▶ [Objective] Here are some records; copy every line that holds the word "structured".

[Dataset records]
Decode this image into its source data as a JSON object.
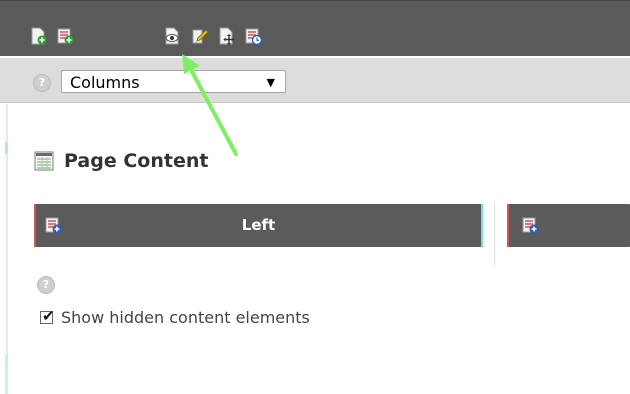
{
  "toolbar": {
    "icons": [
      {
        "name": "new-page-icon"
      },
      {
        "name": "new-record-icon"
      },
      {
        "name": "view-page-icon"
      },
      {
        "name": "edit-page-icon"
      },
      {
        "name": "move-page-icon"
      },
      {
        "name": "page-history-icon"
      }
    ]
  },
  "view_selector": {
    "selected": "Columns"
  },
  "content": {
    "title": "Page Content",
    "columns": [
      {
        "label": "Left"
      },
      {
        "label": ""
      }
    ],
    "show_hidden_label": "Show hidden content elements",
    "show_hidden_checked": true
  },
  "annotation": {
    "arrow_color": "#7cf060"
  }
}
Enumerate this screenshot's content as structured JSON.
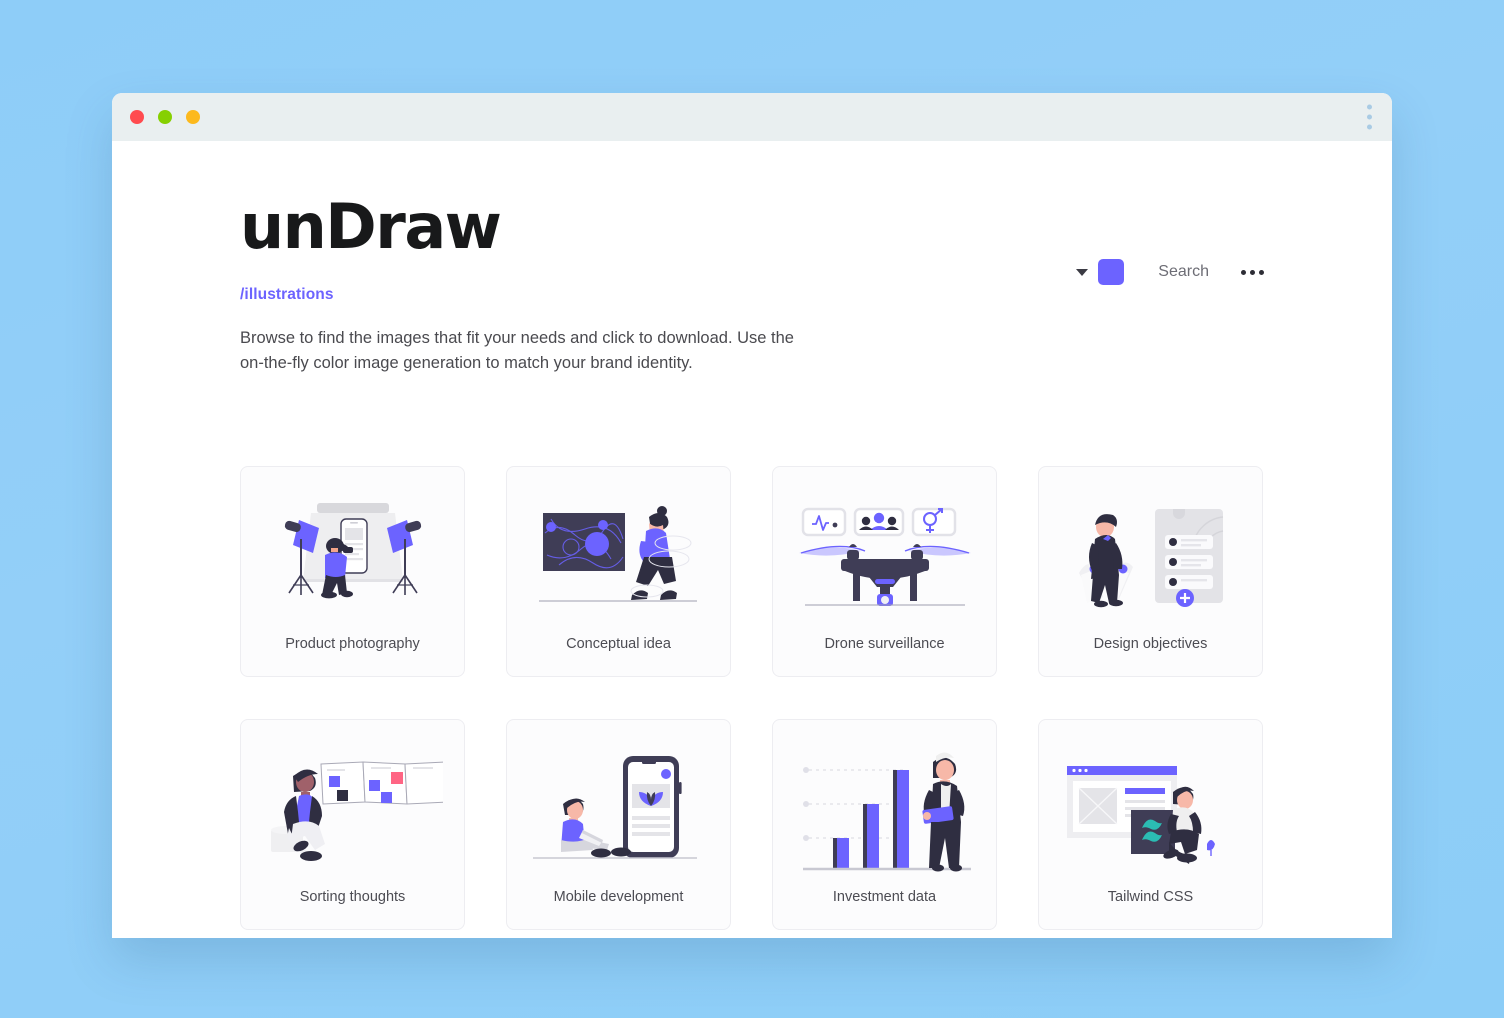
{
  "window": {
    "traffic_lights": [
      {
        "name": "close",
        "color": "#ff4b4f"
      },
      {
        "name": "minimize",
        "color": "#86d001"
      },
      {
        "name": "maximize",
        "color": "#fcb91d"
      }
    ],
    "menu_icon": "kebab-vertical-icon"
  },
  "header": {
    "brand": "unDraw",
    "slug": "/illustrations",
    "description": "Browse to find the images that fit your needs and click to download. Use the on-the-fly color image generation to match your brand identity.",
    "color_picker": {
      "caret_icon": "chevron-down-icon",
      "swatch_color": "#6c63ff"
    },
    "search_placeholder": "Search",
    "overflow_icon": "ellipsis-horizontal-icon"
  },
  "theme": {
    "page_background": "#8ecdf8",
    "titlebar_background": "#e9eff0",
    "accent": "#6c63ff",
    "card_background": "#fcfcfd",
    "card_border": "#ededf1",
    "text_primary": "#18191a",
    "text_secondary": "#4a4a4f",
    "ink_dark": "#3f3d56",
    "tailwind_teal": "#2bbcb3"
  },
  "illustrations": [
    {
      "id": "product-photography",
      "label": "Product photography"
    },
    {
      "id": "conceptual-idea",
      "label": "Conceptual idea"
    },
    {
      "id": "drone-surveillance",
      "label": "Drone surveillance"
    },
    {
      "id": "design-objectives",
      "label": "Design objectives"
    },
    {
      "id": "sorting-thoughts",
      "label": "Sorting thoughts"
    },
    {
      "id": "mobile-development",
      "label": "Mobile development"
    },
    {
      "id": "investment-data",
      "label": "Investment data"
    },
    {
      "id": "tailwind-css",
      "label": "Tailwind CSS"
    }
  ]
}
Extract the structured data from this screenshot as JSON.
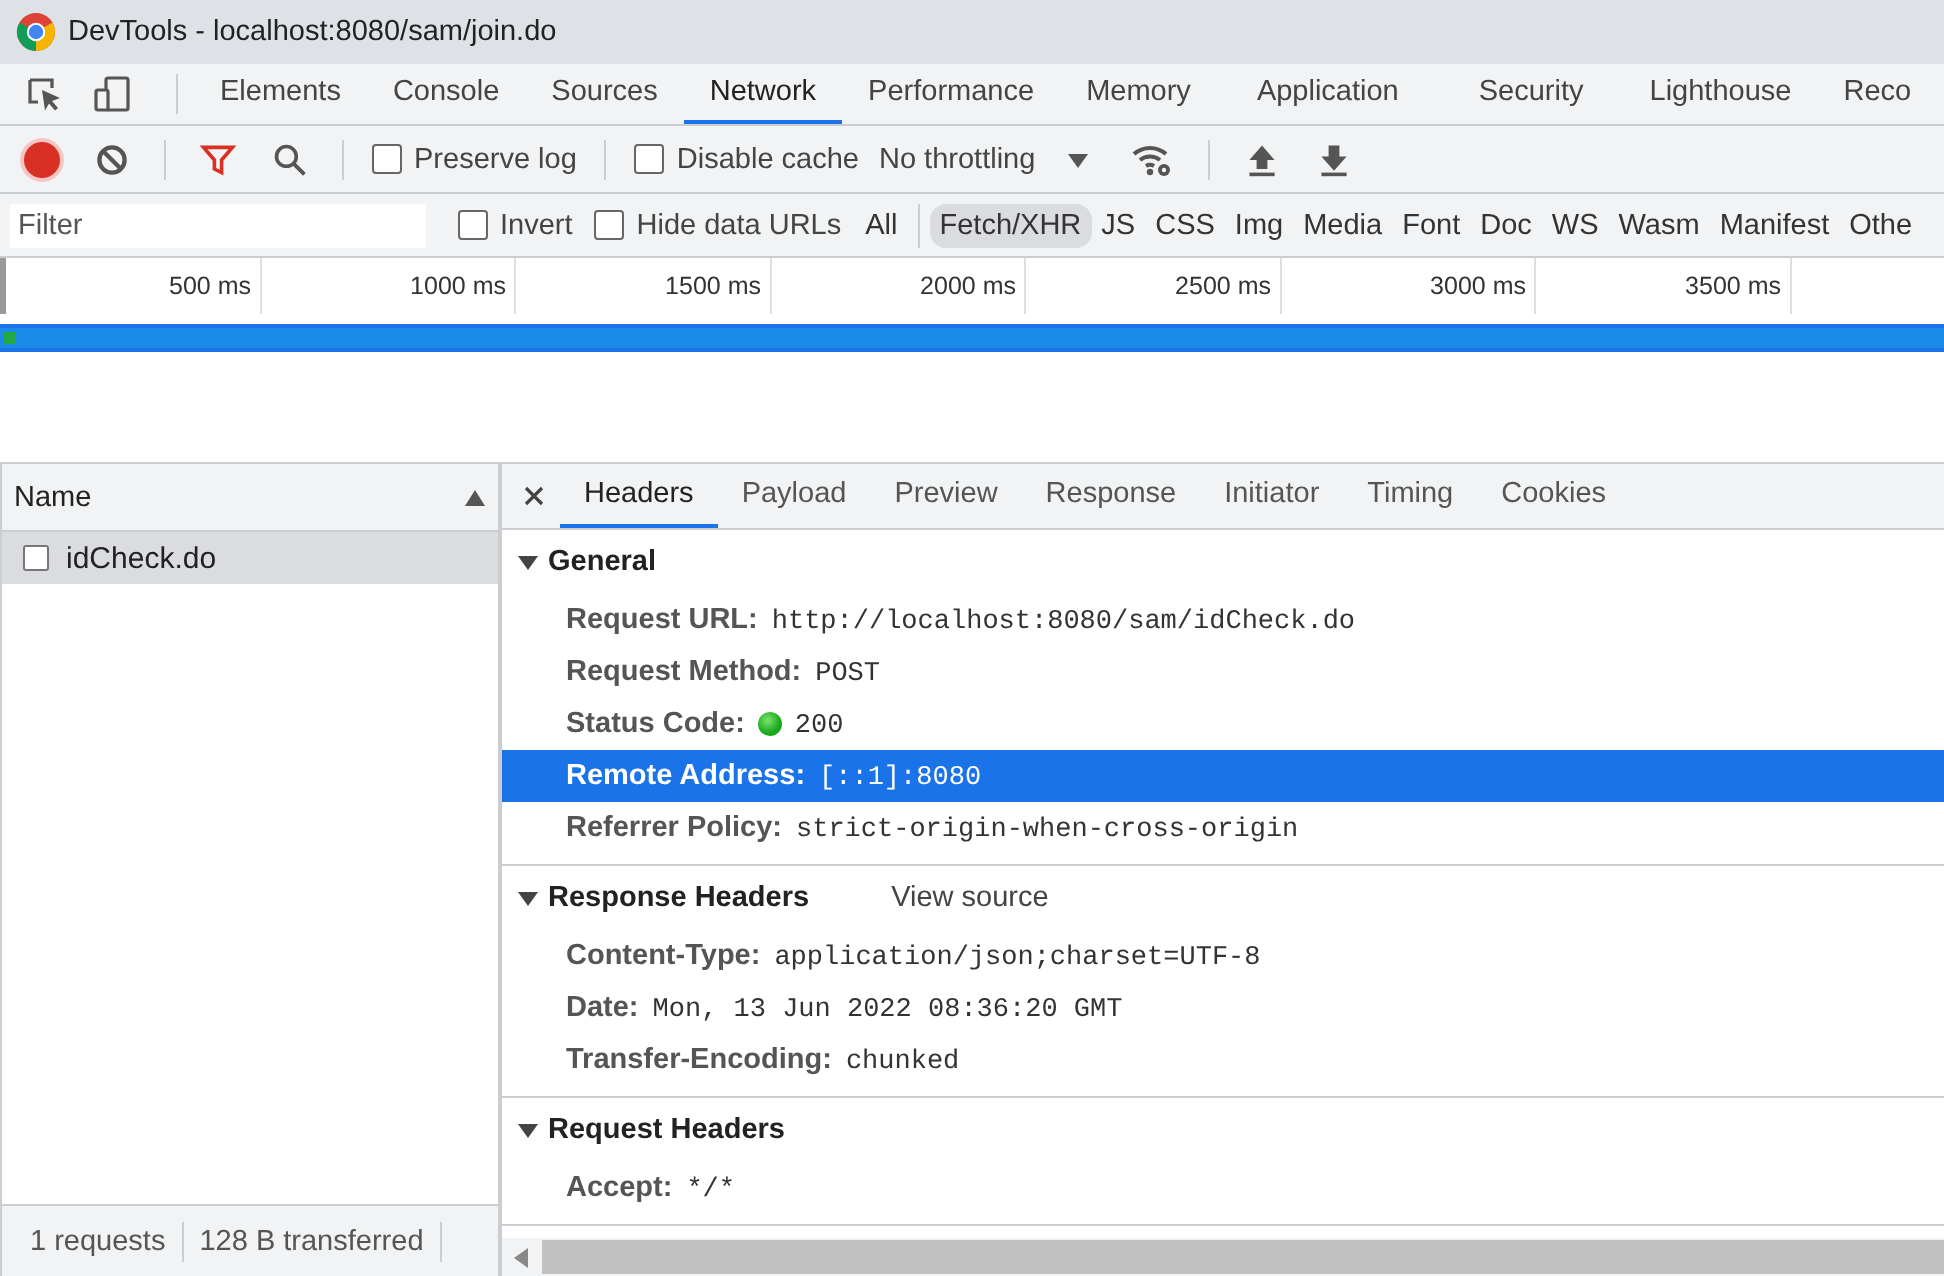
{
  "window": {
    "title": "DevTools - localhost:8080/sam/join.do"
  },
  "main_tabs": [
    {
      "label": "Elements",
      "selected": false
    },
    {
      "label": "Console",
      "selected": false
    },
    {
      "label": "Sources",
      "selected": false
    },
    {
      "label": "Network",
      "selected": true
    },
    {
      "label": "Performance",
      "selected": false
    },
    {
      "label": "Memory",
      "selected": false
    },
    {
      "label": "Application",
      "selected": false
    },
    {
      "label": "Security",
      "selected": false
    },
    {
      "label": "Lighthouse",
      "selected": false
    },
    {
      "label": "Reco",
      "selected": false
    }
  ],
  "toolbar": {
    "recording": true,
    "preserve_log": {
      "label": "Preserve log",
      "checked": false
    },
    "disable_cache": {
      "label": "Disable cache",
      "checked": false
    },
    "throttling": "No throttling"
  },
  "filter_bar": {
    "placeholder": "Filter",
    "invert": {
      "label": "Invert",
      "checked": false
    },
    "hide_data_urls": {
      "label": "Hide data URLs",
      "checked": false
    },
    "types": [
      {
        "label": "All",
        "selected": false
      },
      {
        "label": "Fetch/XHR",
        "selected": true
      },
      {
        "label": "JS",
        "selected": false
      },
      {
        "label": "CSS",
        "selected": false
      },
      {
        "label": "Img",
        "selected": false
      },
      {
        "label": "Media",
        "selected": false
      },
      {
        "label": "Font",
        "selected": false
      },
      {
        "label": "Doc",
        "selected": false
      },
      {
        "label": "WS",
        "selected": false
      },
      {
        "label": "Wasm",
        "selected": false
      },
      {
        "label": "Manifest",
        "selected": false
      },
      {
        "label": "Othe",
        "selected": false
      }
    ]
  },
  "timeline": {
    "ticks": [
      "500 ms",
      "1000 ms",
      "1500 ms",
      "2000 ms",
      "2500 ms",
      "3000 ms",
      "3500 ms"
    ]
  },
  "requests": {
    "column": "Name",
    "items": [
      {
        "name": "idCheck.do",
        "selected": true
      }
    ],
    "summary": [
      "1 requests",
      "128 B transferred"
    ]
  },
  "detail_tabs": [
    {
      "label": "Headers",
      "selected": true
    },
    {
      "label": "Payload",
      "selected": false
    },
    {
      "label": "Preview",
      "selected": false
    },
    {
      "label": "Response",
      "selected": false
    },
    {
      "label": "Initiator",
      "selected": false
    },
    {
      "label": "Timing",
      "selected": false
    },
    {
      "label": "Cookies",
      "selected": false
    }
  ],
  "sections": [
    {
      "title": "General",
      "expanded": true,
      "rows": [
        {
          "kind": "plain",
          "key": "Request URL:",
          "value": "http://localhost:8080/sam/idCheck.do",
          "selected": false
        },
        {
          "kind": "plain",
          "key": "Request Method:",
          "value": "POST",
          "selected": false
        },
        {
          "kind": "status",
          "key": "Status Code:",
          "value": "200",
          "selected": false
        },
        {
          "kind": "plain",
          "key": "Remote Address:",
          "value": "[::1]:8080",
          "selected": true
        },
        {
          "kind": "plain",
          "key": "Referrer Policy:",
          "value": "strict-origin-when-cross-origin",
          "selected": false
        }
      ]
    },
    {
      "title": "Response Headers",
      "expanded": true,
      "link": "View source",
      "rows": [
        {
          "kind": "plain",
          "key": "Content-Type:",
          "value": "application/json;charset=UTF-8",
          "selected": false
        },
        {
          "kind": "plain",
          "key": "Date:",
          "value": "Mon, 13 Jun 2022 08:36:20 GMT",
          "selected": false
        },
        {
          "kind": "plain",
          "key": "Transfer-Encoding:",
          "value": "chunked",
          "selected": false
        }
      ]
    },
    {
      "title": "Request Headers",
      "expanded": true,
      "rows": [
        {
          "kind": "plain",
          "key": "Accept:",
          "value": "*/*",
          "selected": false
        }
      ]
    }
  ]
}
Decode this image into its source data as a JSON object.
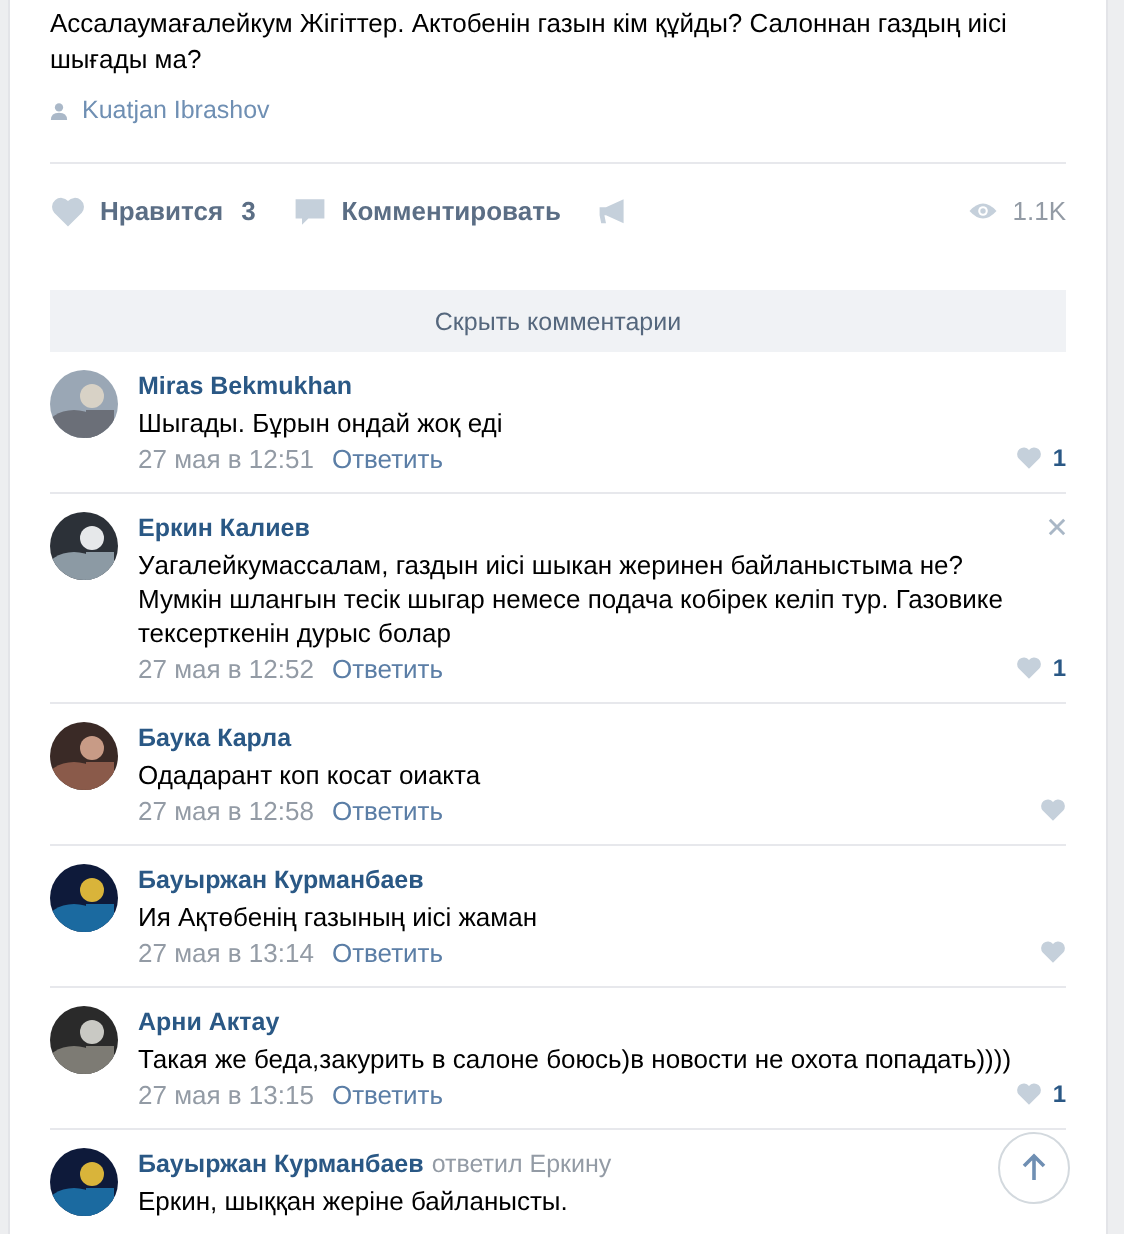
{
  "post": {
    "text": "Ассалаумағалейкум Жігіттер. Актобенін газын кім құйды? Салоннан газдың иісі шығады ма?",
    "author": "Kuatjan Ibrashov"
  },
  "actions": {
    "like_label": "Нравится",
    "like_count": "3",
    "comment_label": "Комментировать",
    "views": "1.1K"
  },
  "hide_comments_button": "Скрыть комментарии",
  "comments": [
    {
      "name": "Miras Bekmukhan",
      "text": "Шыгады. Бұрын ондай жоқ еді",
      "time": "27 мая в 12:51",
      "reply": "Ответить",
      "likes": "1",
      "close_shown": false
    },
    {
      "name": "Еркин Калиев",
      "text": "Уагалейкумассалам, газдын иісі шыкан жеринен байланыстыма не? Мумкін шлангын тесік шыгар немесе подача кобірек келіп тур. Газовике тексерткенін дурыс болар",
      "time": "27 мая в 12:52",
      "reply": "Ответить",
      "likes": "1",
      "close_shown": true
    },
    {
      "name": "Баука Карла",
      "text": "Одадарант коп косат оиакта",
      "time": "27 мая в 12:58",
      "reply": "Ответить",
      "close_shown": false
    },
    {
      "name": "Бауыржан Курманбаев",
      "text": "Ия Ақтөбенің газының иісі жаман",
      "time": "27 мая в 13:14",
      "reply": "Ответить",
      "close_shown": false
    },
    {
      "name": "Арни Актау",
      "text": "Такая же беда,закурить в салоне боюсь)в новости не охота попадать))))",
      "time": "27 мая в 13:15",
      "reply": "Ответить",
      "likes": "1",
      "close_shown": false
    },
    {
      "name": "Бауыржан Курманбаев",
      "replied_to": "ответил Еркину",
      "text": "Еркин, шыққан жеріне байланысты.",
      "close_shown": false
    }
  ]
}
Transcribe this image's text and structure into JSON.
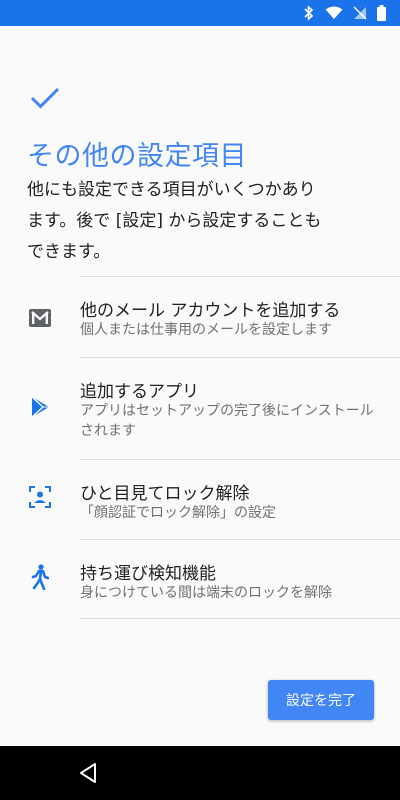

▶ [Problem solution]
Enumerate this screenshot's content as structured JSON.
Extract the structured data from this screenshot as JSON.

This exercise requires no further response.